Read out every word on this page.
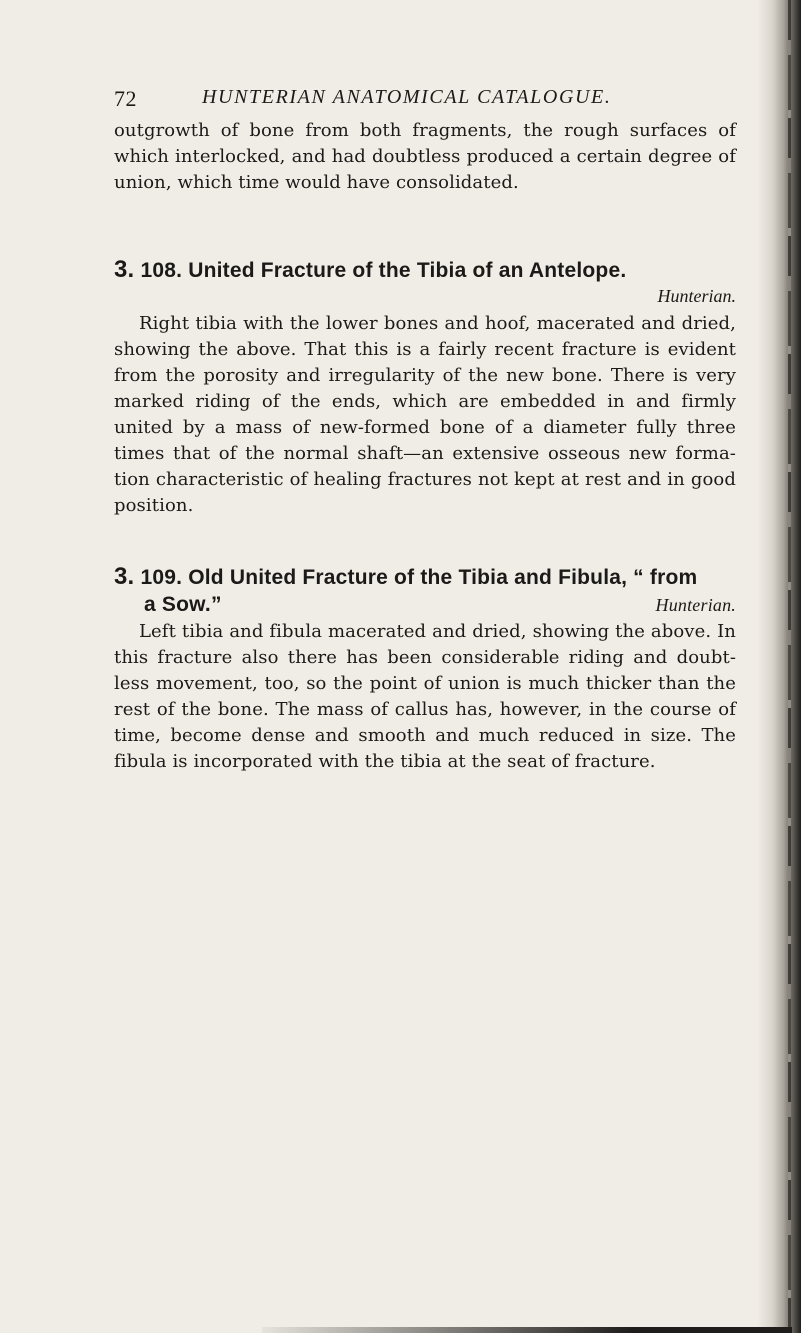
72	HUNTERIAN ANATOMICAL CATALOGUE.

outgrowth of bone from both fragments, the rough surfaces of which interlocked, and had doubtless produced a certain degree of union, which time would have consolidated.

3. 108. United Fracture of the Tibia of an Antelope.
Hunterian.

Right tibia with the lower bones and hoof, macerated and dried, showing the above. That this is a fairly recent fracture is evident from the porosity and irregularity of the new bone. There is very marked riding of the ends, which are embedded in and firmly united by a mass of new-formed bone of a diameter fully three times that of the normal shaft—an extensive osseous new forma-tion characteristic of healing fractures not kept at rest and in good position.

3. 109. Old United Fracture of the Tibia and Fibula, “ from
a Sow.”	Hunterian.

Left tibia and fibula macerated and dried, showing the above. In this fracture also there has been considerable riding and doubt-less movement, too, so the point of union is much thicker than the rest of the bone. The mass of callus has, however, in the course of time, become dense and smooth and much reduced in size. The fibula is incorporated with the tibia at the seat of fracture.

◆ What is required ◆
Every entry above is to be set down exactly; the pictures are to be left out.

◆ Result of the task ◆
Read out every word on this page.
72	HUNTERIAN ANATOMICAL CATALOGUE.

outgrowth of bone from both fragments, the rough surfaces of which interlocked, and had doubtless produced a certain degree of union, which time would have consolidated.

3. 108. United Fracture of the Tibia of an Antelope.
Hunterian.

Right tibia with the lower bones and hoof, macerated and dried, showing the above. That this is a fairly recent fracture is evident from the porosity and irregularity of the new bone. There is very marked riding of the ends, which are embedded in and firmly united by a mass of new-formed bone of a diameter fully three times that of the normal shaft—an extensive osseous new forma-tion characteristic of healing fractures not kept at rest and in good position.

3. 109. Old United Fracture of the Tibia and Fibula, “ from
a Sow.”	Hunterian.

Left tibia and fibula macerated and dried, showing the above. In this fracture also there has been considerable riding and doubt-less movement, too, so the point of union is much thicker than the rest of the bone. The mass of callus has, however, in the course of time, become dense and smooth and much reduced in size. The fibula is incorporated with the tibia at the seat of fracture.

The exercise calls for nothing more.